Set exercise: Gather all lines from the material that contain "近期面板報價漲跌幅".

+--

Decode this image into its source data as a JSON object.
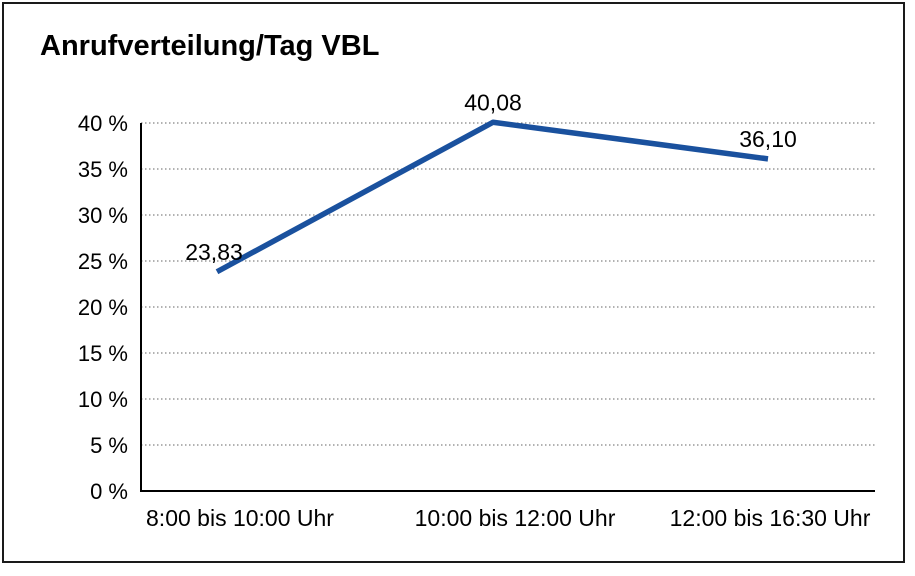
{
  "chart_data": {
    "type": "line",
    "title": "Anrufverteilung/Tag VBL",
    "categories": [
      "8:00 bis 10:00 Uhr",
      "10:00 bis 12:00 Uhr",
      "12:00 bis 16:30 Uhr"
    ],
    "values": [
      23.83,
      40.08,
      36.1
    ],
    "value_labels": [
      "23,83",
      "40,08",
      "36,10"
    ],
    "xlabel": "",
    "ylabel": "",
    "ylim": [
      0,
      40
    ],
    "y_ticks": [
      0,
      5,
      10,
      15,
      20,
      25,
      30,
      35,
      40
    ],
    "y_tick_suffix": " %",
    "grid": "horizontal-dotted",
    "legend_position": "none",
    "colors": {
      "line": "#1a519e",
      "grid": "#666666",
      "axis": "#000000",
      "text": "#000000",
      "frame_border": "#1a1a1a",
      "background": "#ffffff"
    }
  }
}
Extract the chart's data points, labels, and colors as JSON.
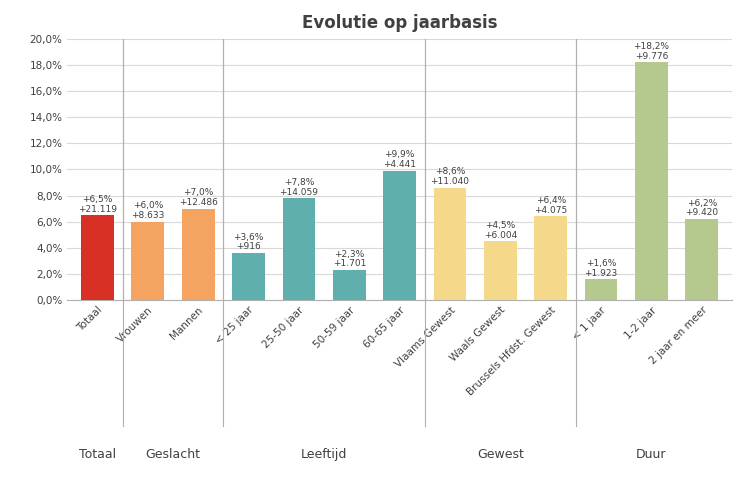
{
  "title": "Evolutie op jaarbasis",
  "bars": [
    {
      "label": "Totaal",
      "pct": 6.5,
      "abs": "+21.119",
      "pct_str": "+6,5%",
      "color": "#d93025",
      "group": "Totaal"
    },
    {
      "label": "Vrouwen",
      "pct": 6.0,
      "abs": "+8.633",
      "pct_str": "+6,0%",
      "color": "#f4a460",
      "group": "Geslacht"
    },
    {
      "label": "Mannen",
      "pct": 7.0,
      "abs": "+12.486",
      "pct_str": "+7,0%",
      "color": "#f4a460",
      "group": "Geslacht"
    },
    {
      "label": "< 25 jaar",
      "pct": 3.6,
      "abs": "+916",
      "pct_str": "+3,6%",
      "color": "#5fafaf",
      "group": "Leeftijd"
    },
    {
      "label": "25-50 jaar",
      "pct": 7.8,
      "abs": "+14.059",
      "pct_str": "+7,8%",
      "color": "#5fafaf",
      "group": "Leeftijd"
    },
    {
      "label": "50-59 jaar",
      "pct": 2.3,
      "abs": "+1.701",
      "pct_str": "+2,3%",
      "color": "#5fafaf",
      "group": "Leeftijd"
    },
    {
      "label": "60-65 jaar",
      "pct": 9.9,
      "abs": "+4.441",
      "pct_str": "+9,9%",
      "color": "#5fafaf",
      "group": "Leeftijd"
    },
    {
      "label": "Vlaams Gewest",
      "pct": 8.6,
      "abs": "+11.040",
      "pct_str": "+8,6%",
      "color": "#f5d98b",
      "group": "Gewest"
    },
    {
      "label": "Waals Gewest",
      "pct": 4.5,
      "abs": "+6.004",
      "pct_str": "+4,5%",
      "color": "#f5d98b",
      "group": "Gewest"
    },
    {
      "label": "Brussels Hfdst. Gewest",
      "pct": 6.4,
      "abs": "+4.075",
      "pct_str": "+6,4%",
      "color": "#f5d98b",
      "group": "Gewest"
    },
    {
      "label": "< 1 jaar",
      "pct": 1.6,
      "abs": "+1.923",
      "pct_str": "+1,6%",
      "color": "#b5c98e",
      "group": "Duur"
    },
    {
      "label": "1-2 jaar",
      "pct": 18.2,
      "abs": "+9.776",
      "pct_str": "+18,2%",
      "color": "#b5c98e",
      "group": "Duur"
    },
    {
      "label": "2 jaar en meer",
      "pct": 6.2,
      "abs": "+9.420",
      "pct_str": "+6,2%",
      "color": "#b5c98e",
      "group": "Duur"
    }
  ],
  "groups": [
    {
      "name": "Totaal",
      "start": 0,
      "end": 0
    },
    {
      "name": "Geslacht",
      "start": 1,
      "end": 2
    },
    {
      "name": "Leeftijd",
      "start": 3,
      "end": 6
    },
    {
      "name": "Gewest",
      "start": 7,
      "end": 9
    },
    {
      "name": "Duur",
      "start": 10,
      "end": 12
    }
  ],
  "ylim": [
    0,
    20
  ],
  "yticks": [
    0,
    2,
    4,
    6,
    8,
    10,
    12,
    14,
    16,
    18,
    20
  ],
  "ytick_labels": [
    "0,0%",
    "2,0%",
    "4,0%",
    "6,0%",
    "8,0%",
    "10,0%",
    "12,0%",
    "14,0%",
    "16,0%",
    "18,0%",
    "20,0%"
  ],
  "background_color": "#ffffff",
  "grid_color": "#d9d9d9",
  "text_color": "#404040",
  "separator_color": "#b0b0b0"
}
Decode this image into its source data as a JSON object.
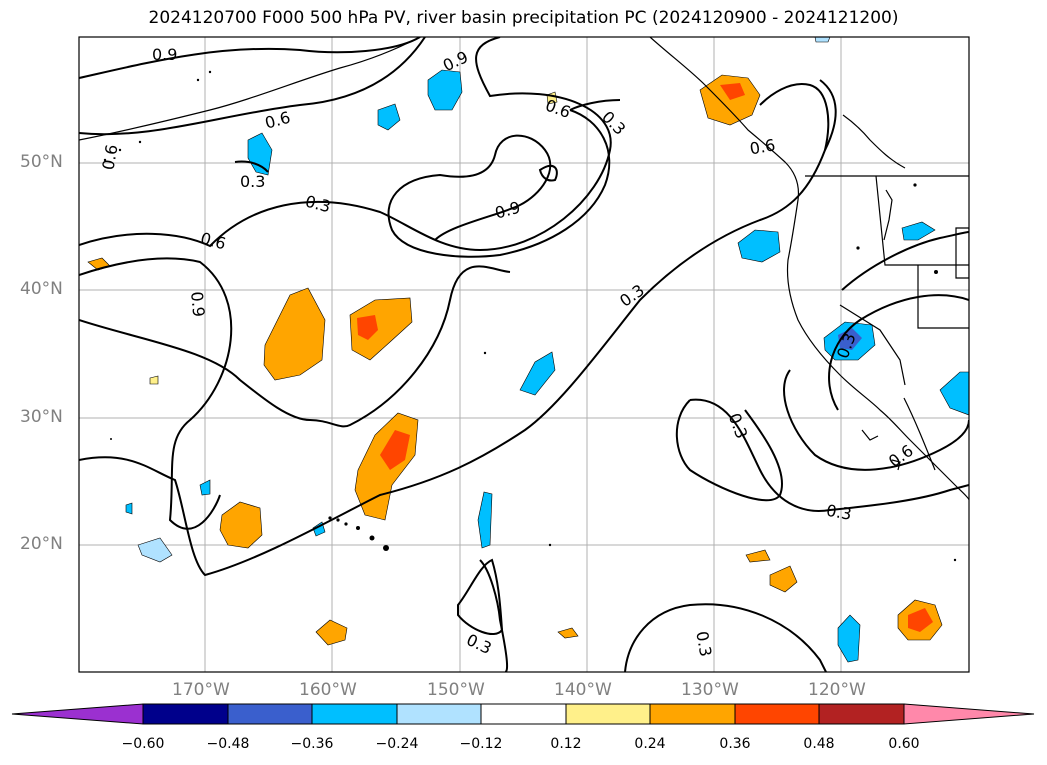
{
  "title": "2024120700 F000 500 hPa PV, river basin precipitation PC (2024120900 - 2024121200)",
  "axes": {
    "lat_labels": [
      "50°N",
      "40°N",
      "30°N",
      "20°N"
    ],
    "lon_labels": [
      "170°W",
      "160°W",
      "150°W",
      "140°W",
      "130°W",
      "120°W"
    ]
  },
  "colorbar": {
    "colors": [
      "#9b30d0",
      "#00008b",
      "#3a5fcd",
      "#00bfff",
      "#b0e2ff",
      "#ffffff",
      "#fff08a",
      "#ffa500",
      "#ff4500",
      "#b22222",
      "#ff88aa"
    ],
    "tick_labels": [
      "−0.60",
      "−0.48",
      "−0.36",
      "−0.24",
      "−0.12",
      "0.12",
      "0.24",
      "0.36",
      "0.48",
      "0.60"
    ]
  },
  "contour_labels": {
    "c1": "0.9",
    "c2": "0.9",
    "c3": "0.6",
    "c4": "0.3",
    "c5": "0.6",
    "c6": "0.6",
    "c7": "0.3",
    "c8": "0.9",
    "c9": "0.6",
    "c10": "0.3",
    "c11": "0.6",
    "c12": "0.9",
    "c13": "0.3",
    "c14": "0.3",
    "c15": "0.3",
    "c16": "0.3",
    "c17": "0.3",
    "c18": "0.6",
    "c19": "0.3"
  }
}
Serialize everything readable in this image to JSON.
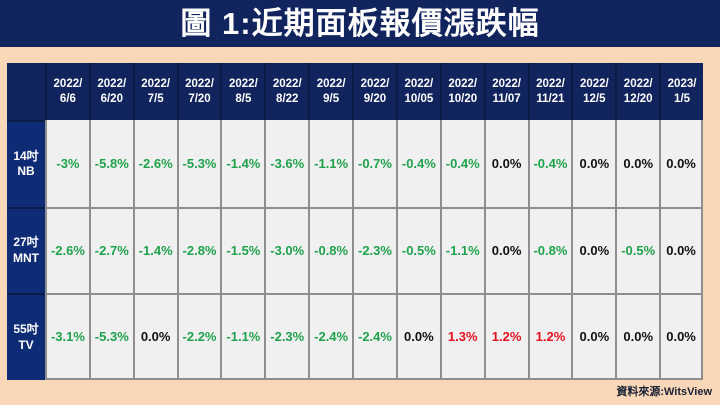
{
  "title": "圖 1:近期面板報價漲跌幅",
  "footer": {
    "source": "資料來源:WitsView"
  },
  "colors": {
    "navy": "#12245E",
    "label_blue": "#0E2B76",
    "peach": "#F9D7B9",
    "cell_bg": "#F1F0F1",
    "grid_line": "#8E8E8E",
    "header_divider": "#0A1B45",
    "positive_red": "#E60F1E",
    "negative_green": "#1FA24C",
    "zero_black": "#111111"
  },
  "chart_data": {
    "type": "table",
    "title": "圖 1:近期面板報價漲跌幅",
    "source": "資料來源:WitsView",
    "columns": [
      "2022/\n6/6",
      "2022/\n6/20",
      "2022/\n7/5",
      "2022/\n7/20",
      "2022/\n8/5",
      "2022/\n8/22",
      "2022/\n9/5",
      "2022/\n9/20",
      "2022/\n10/05",
      "2022/\n10/20",
      "2022/\n11/07",
      "2022/\n11/21",
      "2022/\n12/5",
      "2022/\n12/20",
      "2023/\n1/5"
    ],
    "rows": [
      {
        "label": "14吋\nNB",
        "values": [
          "-3%",
          "-5.8%",
          "-2.6%",
          "-5.3%",
          "-1.4%",
          "-3.6%",
          "-1.1%",
          "-0.7%",
          "-0.4%",
          "-0.4%",
          "0.0%",
          "-0.4%",
          "0.0%",
          "0.0%",
          "0.0%"
        ]
      },
      {
        "label": "27吋\nMNT",
        "values": [
          "-2.6%",
          "-2.7%",
          "-1.4%",
          "-2.8%",
          "-1.5%",
          "-3.0%",
          "-0.8%",
          "-2.3%",
          "-0.5%",
          "-1.1%",
          "0.0%",
          "-0.8%",
          "0.0%",
          "-0.5%",
          "0.0%"
        ]
      },
      {
        "label": "55吋\nTV",
        "values": [
          "-3.1%",
          "-5.3%",
          "0.0%",
          "-2.2%",
          "-1.1%",
          "-2.3%",
          "-2.4%",
          "-2.4%",
          "0.0%",
          "1.3%",
          "1.2%",
          "1.2%",
          "0.0%",
          "0.0%",
          "0.0%"
        ]
      }
    ]
  }
}
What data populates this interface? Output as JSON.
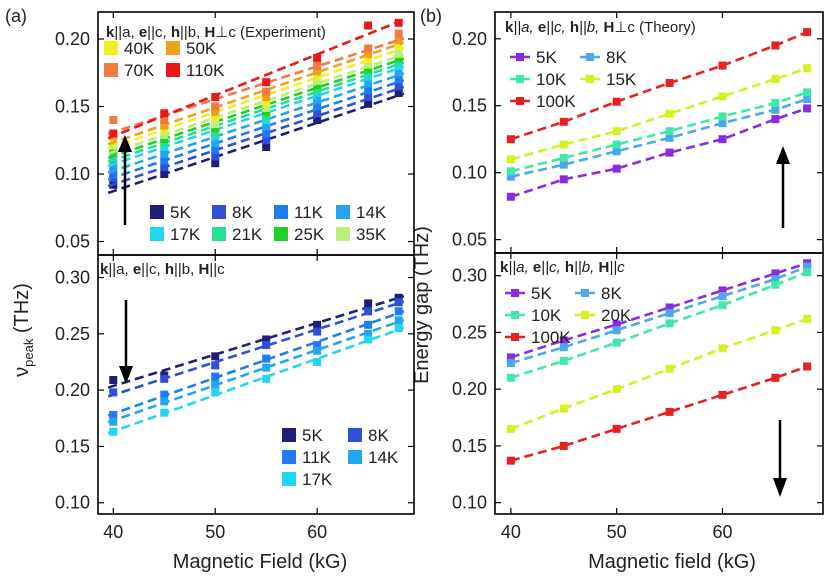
{
  "panel_letters": {
    "a": "(a)",
    "b": "(b)"
  },
  "axis_labels": {
    "left_x": "Magnetic Field (kG)",
    "left_y": "ν",
    "left_y_sub": "peak",
    "left_y_unit": " (THz)",
    "right_x": "Magnetic field (kG)",
    "right_y": "Energy gap (THz)"
  },
  "panel_titles": {
    "a_top": {
      "k": "k",
      "kv": "||a, ",
      "e": "e",
      "ev": "||c, ",
      "h": "h",
      "hv": "||b, ",
      "H": "H",
      "Hv": "⊥c (Experiment)"
    },
    "a_bottom": {
      "k": "k",
      "kv": "||a, ",
      "e": "e",
      "ev": "||c, ",
      "h": "h",
      "hv": "||b, ",
      "H": "H",
      "Hv": "||c"
    },
    "b_top": {
      "k": "k",
      "kv": "||a, ",
      "e": "e",
      "ev": "||c, ",
      "h": "h",
      "hv": "||b, ",
      "H": "H",
      "Hv": "⊥c (Theory)"
    },
    "b_bottom": {
      "k": "k",
      "kv": "||a, ",
      "e": "e",
      "ev": "||c, ",
      "h": "h",
      "hv": "||b, ",
      "H": "H",
      "Hv": "||c"
    }
  },
  "colors": {
    "5K": "#1f1f7a",
    "8K": "#2e4fd6",
    "11K": "#1f7bf0",
    "14K": "#22a6ee",
    "17K": "#22d6f0",
    "21K": "#25e08f",
    "25K": "#22d022",
    "35K": "#b8f07a",
    "40K": "#f0f020",
    "50K": "#f0a020",
    "70K": "#f07a40",
    "110K": "#e81818",
    "th5K": "#8a2be2",
    "th8K": "#4aa8f0",
    "th10K": "#3ee8a8",
    "th15K": "#d8f020",
    "th20K": "#d8f020",
    "th100K": "#e82020"
  },
  "chart_data": [
    {
      "id": "a_top",
      "type": "scatter",
      "xlim": [
        38.5,
        69.5
      ],
      "ylim": [
        0.04,
        0.22
      ],
      "xticks": [
        40,
        50,
        60
      ],
      "yticks": [
        0.05,
        0.1,
        0.15,
        0.2
      ],
      "fit": "dashed-linear",
      "x": [
        40,
        45,
        50,
        55,
        60,
        65,
        68
      ],
      "series": [
        {
          "name": "5K",
          "color_key": "5K",
          "values": [
            0.092,
            0.1,
            0.108,
            0.12,
            0.14,
            0.152,
            0.16
          ]
        },
        {
          "name": "8K",
          "color_key": "8K",
          "values": [
            0.097,
            0.105,
            0.113,
            0.125,
            0.145,
            0.157,
            0.165
          ]
        },
        {
          "name": "11K",
          "color_key": "11K",
          "values": [
            0.102,
            0.11,
            0.118,
            0.13,
            0.15,
            0.162,
            0.17
          ]
        },
        {
          "name": "14K",
          "color_key": "14K",
          "values": [
            0.107,
            0.115,
            0.123,
            0.135,
            0.155,
            0.167,
            0.175
          ]
        },
        {
          "name": "17K",
          "color_key": "17K",
          "values": [
            0.112,
            0.12,
            0.128,
            0.14,
            0.16,
            0.172,
            0.18
          ]
        },
        {
          "name": "21K",
          "color_key": "21K",
          "values": [
            0.115,
            0.123,
            0.131,
            0.143,
            0.163,
            0.175,
            0.183
          ]
        },
        {
          "name": "25K",
          "color_key": "25K",
          "values": [
            0.118,
            0.126,
            0.134,
            0.146,
            0.166,
            0.178,
            0.186
          ]
        },
        {
          "name": "35K",
          "color_key": "35K",
          "values": [
            0.121,
            0.129,
            0.137,
            0.149,
            0.169,
            0.181,
            0.189
          ]
        },
        {
          "name": "40K",
          "color_key": "40K",
          "values": [
            0.125,
            0.133,
            0.142,
            0.153,
            0.172,
            0.185,
            0.195
          ]
        },
        {
          "name": "50K",
          "color_key": "50K",
          "values": [
            0.128,
            0.136,
            0.146,
            0.157,
            0.176,
            0.189,
            0.199
          ]
        },
        {
          "name": "70K",
          "color_key": "70K",
          "values": [
            0.14,
            0.14,
            0.15,
            0.161,
            0.18,
            0.193,
            0.204
          ]
        },
        {
          "name": "110K",
          "color_key": "110K",
          "values": [
            0.13,
            0.145,
            0.157,
            0.168,
            0.186,
            0.21,
            0.212
          ]
        }
      ],
      "legend_top": {
        "columns": 2,
        "items": [
          "40K",
          "50K",
          "70K",
          "110K"
        ]
      },
      "legend_bottom": {
        "columns": 4,
        "items": [
          "5K",
          "8K",
          "11K",
          "14K",
          "17K",
          "21K",
          "25K",
          "35K"
        ]
      }
    },
    {
      "id": "a_bottom",
      "type": "scatter",
      "xlim": [
        38.5,
        69.5
      ],
      "ylim": [
        0.09,
        0.32
      ],
      "xticks": [
        40,
        50,
        60
      ],
      "yticks": [
        0.1,
        0.15,
        0.2,
        0.25,
        0.3
      ],
      "fit": "dashed-linear",
      "x": [
        40,
        45,
        50,
        55,
        60,
        65,
        68
      ],
      "series": [
        {
          "name": "5K",
          "color_key": "5K",
          "values": [
            0.209,
            0.213,
            0.23,
            0.245,
            0.258,
            0.277,
            0.282
          ]
        },
        {
          "name": "8K",
          "color_key": "8K",
          "values": [
            0.198,
            0.21,
            0.222,
            0.24,
            0.252,
            0.27,
            0.278
          ]
        },
        {
          "name": "11K",
          "color_key": "11K",
          "values": [
            0.178,
            0.196,
            0.212,
            0.228,
            0.24,
            0.258,
            0.27
          ]
        },
        {
          "name": "14K",
          "color_key": "14K",
          "values": [
            0.172,
            0.19,
            0.205,
            0.22,
            0.235,
            0.25,
            0.262
          ]
        },
        {
          "name": "17K",
          "color_key": "17K",
          "values": [
            0.163,
            0.18,
            0.198,
            0.21,
            0.225,
            0.245,
            0.255
          ]
        }
      ],
      "legend": {
        "columns": 2,
        "items": [
          "5K",
          "8K",
          "11K",
          "14K",
          "17K"
        ]
      }
    },
    {
      "id": "b_top",
      "type": "line",
      "xlim": [
        38.5,
        69.5
      ],
      "ylim": [
        0.04,
        0.22
      ],
      "xticks": [
        40,
        50,
        60
      ],
      "yticks": [
        0.05,
        0.1,
        0.15,
        0.2
      ],
      "x": [
        40,
        45,
        50,
        55,
        60,
        65,
        68
      ],
      "series": [
        {
          "name": "5K",
          "color_key": "th5K",
          "values": [
            0.082,
            0.095,
            0.103,
            0.115,
            0.125,
            0.14,
            0.148
          ]
        },
        {
          "name": "8K",
          "color_key": "th8K",
          "values": [
            0.097,
            0.106,
            0.116,
            0.126,
            0.137,
            0.147,
            0.155
          ]
        },
        {
          "name": "10K",
          "color_key": "th10K",
          "values": [
            0.101,
            0.111,
            0.121,
            0.131,
            0.142,
            0.152,
            0.16
          ]
        },
        {
          "name": "15K",
          "color_key": "th15K",
          "values": [
            0.11,
            0.121,
            0.131,
            0.144,
            0.157,
            0.17,
            0.178
          ]
        },
        {
          "name": "100K",
          "color_key": "th100K",
          "values": [
            0.125,
            0.138,
            0.153,
            0.167,
            0.18,
            0.195,
            0.205
          ]
        }
      ],
      "legend": {
        "columns": 2,
        "items": [
          "5K",
          "8K",
          "10K",
          "15K",
          "100K"
        ]
      }
    },
    {
      "id": "b_bottom",
      "type": "line",
      "xlim": [
        38.5,
        69.5
      ],
      "ylim": [
        0.09,
        0.32
      ],
      "xticks": [
        40,
        50,
        60
      ],
      "yticks": [
        0.1,
        0.15,
        0.2,
        0.25,
        0.3
      ],
      "x": [
        40,
        45,
        50,
        55,
        60,
        65,
        68
      ],
      "series": [
        {
          "name": "5K",
          "color_key": "th5K",
          "values": [
            0.228,
            0.243,
            0.257,
            0.272,
            0.287,
            0.302,
            0.311
          ]
        },
        {
          "name": "8K",
          "color_key": "th8K",
          "values": [
            0.223,
            0.237,
            0.252,
            0.267,
            0.282,
            0.297,
            0.308
          ]
        },
        {
          "name": "10K",
          "color_key": "th10K",
          "values": [
            0.21,
            0.225,
            0.241,
            0.258,
            0.274,
            0.292,
            0.303
          ]
        },
        {
          "name": "20K",
          "color_key": "th20K",
          "values": [
            0.165,
            0.183,
            0.2,
            0.218,
            0.236,
            0.252,
            0.262
          ]
        },
        {
          "name": "100K",
          "color_key": "th100K",
          "values": [
            0.137,
            0.15,
            0.165,
            0.18,
            0.195,
            0.21,
            0.22
          ]
        }
      ],
      "legend": {
        "columns": 2,
        "items": [
          "5K",
          "8K",
          "10K",
          "20K",
          "100K"
        ]
      }
    }
  ]
}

+--

The reply:
  "title": "圖 1:近期面板報價漲跌幅",
    "title": "圖 1:近期面板報價漲跌幅",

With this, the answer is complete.